Aim:
Reproduce each line of the listing exactly.

Available data:
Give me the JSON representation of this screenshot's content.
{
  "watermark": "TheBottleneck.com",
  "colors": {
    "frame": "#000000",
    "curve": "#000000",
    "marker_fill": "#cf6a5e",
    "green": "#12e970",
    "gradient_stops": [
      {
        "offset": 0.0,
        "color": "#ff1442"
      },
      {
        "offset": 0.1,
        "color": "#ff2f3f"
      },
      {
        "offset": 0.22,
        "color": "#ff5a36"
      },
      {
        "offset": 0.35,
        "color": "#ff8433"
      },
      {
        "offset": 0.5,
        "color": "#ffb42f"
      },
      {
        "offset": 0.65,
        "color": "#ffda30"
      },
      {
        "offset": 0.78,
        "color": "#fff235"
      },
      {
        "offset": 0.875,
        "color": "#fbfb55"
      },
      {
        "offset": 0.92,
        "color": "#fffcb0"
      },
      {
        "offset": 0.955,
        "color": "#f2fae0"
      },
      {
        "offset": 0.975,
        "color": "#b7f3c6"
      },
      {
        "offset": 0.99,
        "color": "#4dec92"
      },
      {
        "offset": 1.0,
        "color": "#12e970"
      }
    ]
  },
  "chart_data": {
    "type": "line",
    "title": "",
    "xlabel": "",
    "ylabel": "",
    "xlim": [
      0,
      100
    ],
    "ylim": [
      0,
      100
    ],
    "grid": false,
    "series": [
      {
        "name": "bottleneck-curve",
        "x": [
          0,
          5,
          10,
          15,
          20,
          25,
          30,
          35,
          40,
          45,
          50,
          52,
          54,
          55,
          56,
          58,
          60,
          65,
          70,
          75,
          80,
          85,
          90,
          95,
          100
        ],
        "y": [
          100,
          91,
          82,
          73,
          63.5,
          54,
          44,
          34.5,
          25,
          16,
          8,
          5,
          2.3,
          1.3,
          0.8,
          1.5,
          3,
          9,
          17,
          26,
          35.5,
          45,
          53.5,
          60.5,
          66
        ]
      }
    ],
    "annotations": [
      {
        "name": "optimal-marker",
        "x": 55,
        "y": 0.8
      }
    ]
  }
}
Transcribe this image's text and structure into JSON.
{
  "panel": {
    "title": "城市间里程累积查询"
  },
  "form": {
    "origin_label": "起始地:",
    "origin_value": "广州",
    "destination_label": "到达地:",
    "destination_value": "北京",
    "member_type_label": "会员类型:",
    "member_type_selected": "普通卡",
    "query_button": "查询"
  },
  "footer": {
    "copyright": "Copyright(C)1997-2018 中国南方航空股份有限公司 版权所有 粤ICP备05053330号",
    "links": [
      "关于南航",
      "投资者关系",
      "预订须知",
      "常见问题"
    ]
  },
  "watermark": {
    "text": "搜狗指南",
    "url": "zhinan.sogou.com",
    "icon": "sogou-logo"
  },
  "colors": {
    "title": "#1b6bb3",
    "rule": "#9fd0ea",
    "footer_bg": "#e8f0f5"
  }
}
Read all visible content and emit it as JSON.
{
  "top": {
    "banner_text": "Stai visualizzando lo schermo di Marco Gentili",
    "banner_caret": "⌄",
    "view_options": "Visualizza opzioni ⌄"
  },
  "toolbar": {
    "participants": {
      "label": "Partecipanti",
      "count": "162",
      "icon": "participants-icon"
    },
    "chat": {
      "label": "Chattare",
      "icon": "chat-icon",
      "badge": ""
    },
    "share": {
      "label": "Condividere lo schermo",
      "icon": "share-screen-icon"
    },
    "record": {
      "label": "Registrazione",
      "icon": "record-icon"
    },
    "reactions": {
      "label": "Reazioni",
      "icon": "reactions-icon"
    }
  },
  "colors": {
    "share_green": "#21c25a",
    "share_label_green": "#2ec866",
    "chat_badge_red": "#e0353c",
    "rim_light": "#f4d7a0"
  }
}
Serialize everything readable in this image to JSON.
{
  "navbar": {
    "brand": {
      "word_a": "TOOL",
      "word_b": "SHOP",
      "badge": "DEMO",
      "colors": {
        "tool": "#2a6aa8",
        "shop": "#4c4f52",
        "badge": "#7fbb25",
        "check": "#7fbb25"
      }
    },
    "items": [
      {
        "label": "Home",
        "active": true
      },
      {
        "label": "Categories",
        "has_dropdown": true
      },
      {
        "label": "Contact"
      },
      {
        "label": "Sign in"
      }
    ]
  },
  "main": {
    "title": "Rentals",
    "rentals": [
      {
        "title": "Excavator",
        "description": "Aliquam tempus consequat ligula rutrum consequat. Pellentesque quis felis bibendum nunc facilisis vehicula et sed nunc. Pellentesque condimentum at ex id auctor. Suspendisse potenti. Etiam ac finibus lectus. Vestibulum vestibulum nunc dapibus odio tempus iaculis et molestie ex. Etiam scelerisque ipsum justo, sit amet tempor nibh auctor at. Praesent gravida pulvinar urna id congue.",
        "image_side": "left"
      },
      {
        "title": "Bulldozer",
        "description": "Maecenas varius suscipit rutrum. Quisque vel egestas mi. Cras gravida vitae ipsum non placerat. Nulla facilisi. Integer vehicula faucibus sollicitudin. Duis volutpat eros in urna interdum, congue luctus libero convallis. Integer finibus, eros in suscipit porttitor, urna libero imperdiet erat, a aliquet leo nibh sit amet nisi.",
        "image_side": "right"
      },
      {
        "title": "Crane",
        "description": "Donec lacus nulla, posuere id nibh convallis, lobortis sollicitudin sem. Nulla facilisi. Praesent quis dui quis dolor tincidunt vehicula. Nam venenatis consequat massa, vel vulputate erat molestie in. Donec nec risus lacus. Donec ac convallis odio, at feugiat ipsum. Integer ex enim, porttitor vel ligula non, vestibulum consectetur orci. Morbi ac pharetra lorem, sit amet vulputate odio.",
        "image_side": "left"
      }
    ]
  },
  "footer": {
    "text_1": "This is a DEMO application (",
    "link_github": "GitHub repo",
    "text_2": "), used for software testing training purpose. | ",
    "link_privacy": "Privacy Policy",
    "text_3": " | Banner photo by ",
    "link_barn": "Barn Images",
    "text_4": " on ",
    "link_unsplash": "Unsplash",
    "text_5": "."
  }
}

Result of the exercise:
Give me the JSON representation of this screenshot's content.
{
  "watermark": "TheBottleneck.com",
  "colors": {
    "frame": "#000000",
    "curve": "#000000",
    "marker_fill": "#cf6a5e",
    "green": "#12e970",
    "gradient_stops": [
      {
        "offset": 0.0,
        "color": "#ff1442"
      },
      {
        "offset": 0.1,
        "color": "#ff2f3f"
      },
      {
        "offset": 0.22,
        "color": "#ff5a36"
      },
      {
        "offset": 0.35,
        "color": "#ff8433"
      },
      {
        "offset": 0.5,
        "color": "#ffb42f"
      },
      {
        "offset": 0.65,
        "color": "#ffda30"
      },
      {
        "offset": 0.78,
        "color": "#fff235"
      },
      {
        "offset": 0.875,
        "color": "#fbfb55"
      },
      {
        "offset": 0.92,
        "color": "#fffcb0"
      },
      {
        "offset": 0.955,
        "color": "#f2fae0"
      },
      {
        "offset": 0.975,
        "color": "#b7f3c6"
      },
      {
        "offset": 0.99,
        "color": "#4dec92"
      },
      {
        "offset": 1.0,
        "color": "#12e970"
      }
    ]
  },
  "chart_data": {
    "type": "line",
    "title": "",
    "xlabel": "",
    "ylabel": "",
    "xlim": [
      0,
      100
    ],
    "ylim": [
      0,
      100
    ],
    "grid": false,
    "series": [
      {
        "name": "bottleneck-curve",
        "x": [
          0,
          5,
          10,
          15,
          20,
          25,
          30,
          35,
          40,
          45,
          50,
          52,
          54,
          55,
          56,
          58,
          60,
          65,
          70,
          75,
          80,
          85,
          90,
          95,
          100
        ],
        "y": [
          100,
          91,
          82,
          73,
          63.5,
          54,
          44,
          34.5,
          25,
          16,
          8,
          5,
          2.3,
          1.3,
          0.8,
          1.5,
          3,
          9,
          17,
          26,
          35.5,
          45,
          53.5,
          60.5,
          66
        ]
      }
    ],
    "annotations": [
      {
        "name": "optimal-marker",
        "x": 55,
        "y": 0.8
      }
    ]
  }
}
Transcribe this image's text and structure into JSON.
{
  "panel": {
    "title": "城市间里程累积查询"
  },
  "form": {
    "origin_label": "起始地:",
    "origin_value": "广州",
    "destination_label": "到达地:",
    "destination_value": "北京",
    "member_type_label": "会员类型:",
    "member_type_selected": "普通卡",
    "query_button": "查询"
  },
  "footer": {
    "copyright": "Copyright(C)1997-2018 中国南方航空股份有限公司 版权所有 粤ICP备05053330号",
    "links": [
      "关于南航",
      "投资者关系",
      "预订须知",
      "常见问题"
    ]
  },
  "watermark": {
    "text": "搜狗指南",
    "url": "zhinan.sogou.com",
    "icon": "sogou-logo"
  },
  "colors": {
    "title": "#1b6bb3",
    "rule": "#9fd0ea",
    "footer_bg": "#e8f0f5"
  }
}
Read all visible content and emit it as JSON.
{
  "top": {
    "banner_text": "Stai visualizzando lo schermo di Marco Gentili",
    "banner_caret": "⌄",
    "view_options": "Visualizza opzioni ⌄"
  },
  "toolbar": {
    "participants": {
      "label": "Partecipanti",
      "count": "162",
      "icon": "participants-icon"
    },
    "chat": {
      "label": "Chattare",
      "icon": "chat-icon",
      "badge": ""
    },
    "share": {
      "label": "Condividere lo schermo",
      "icon": "share-screen-icon"
    },
    "record": {
      "label": "Registrazione",
      "icon": "record-icon"
    },
    "reactions": {
      "label": "Reazioni",
      "icon": "reactions-icon"
    }
  },
  "colors": {
    "share_green": "#21c25a",
    "share_label_green": "#2ec866",
    "chat_badge_red": "#e0353c",
    "rim_light": "#f4d7a0"
  }
}
Serialize everything readable in this image to JSON.
{
  "navbar": {
    "brand": {
      "word_a": "TOOL",
      "word_b": "SHOP",
      "badge": "DEMO",
      "colors": {
        "tool": "#2a6aa8",
        "shop": "#4c4f52",
        "badge": "#7fbb25",
        "check": "#7fbb25"
      }
    },
    "items": [
      {
        "label": "Home",
        "active": true
      },
      {
        "label": "Categories",
        "has_dropdown": true
      },
      {
        "label": "Contact"
      },
      {
        "label": "Sign in"
      }
    ]
  },
  "main": {
    "title": "Rentals",
    "rentals": [
      {
        "title": "Excavator",
        "description": "Aliquam tempus consequat ligula rutrum consequat. Pellentesque quis felis bibendum nunc facilisis vehicula et sed nunc. Pellentesque condimentum at ex id auctor. Suspendisse potenti. Etiam ac finibus lectus. Vestibulum vestibulum nunc dapibus odio tempus iaculis et molestie ex. Etiam scelerisque ipsum justo, sit amet tempor nibh auctor at. Praesent gravida pulvinar urna id congue.",
        "image_side": "left"
      },
      {
        "title": "Bulldozer",
        "description": "Maecenas varius suscipit rutrum. Quisque vel egestas mi. Cras gravida vitae ipsum non placerat. Nulla facilisi. Integer vehicula faucibus sollicitudin. Duis volutpat eros in urna interdum, congue luctus libero convallis. Integer finibus, eros in suscipit porttitor, urna libero imperdiet erat, a aliquet leo nibh sit amet nisi.",
        "image_side": "right"
      },
      {
        "title": "Crane",
        "description": "Donec lacus nulla, posuere id nibh convallis, lobortis sollicitudin sem. Nulla facilisi. Praesent quis dui quis dolor tincidunt vehicula. Nam venenatis consequat massa, vel vulputate erat molestie in. Donec nec risus lacus. Donec ac convallis odio, at feugiat ipsum. Integer ex enim, porttitor vel ligula non, vestibulum consectetur orci. Morbi ac pharetra lorem, sit amet vulputate odio.",
        "image_side": "left"
      }
    ]
  },
  "footer": {
    "text_1": "This is a DEMO application (",
    "link_github": "GitHub repo",
    "text_2": "), used for software testing training purpose. | ",
    "link_privacy": "Privacy Policy",
    "text_3": " | Banner photo by ",
    "link_barn": "Barn Images",
    "text_4": " on ",
    "link_unsplash": "Unsplash",
    "text_5": "."
  }
}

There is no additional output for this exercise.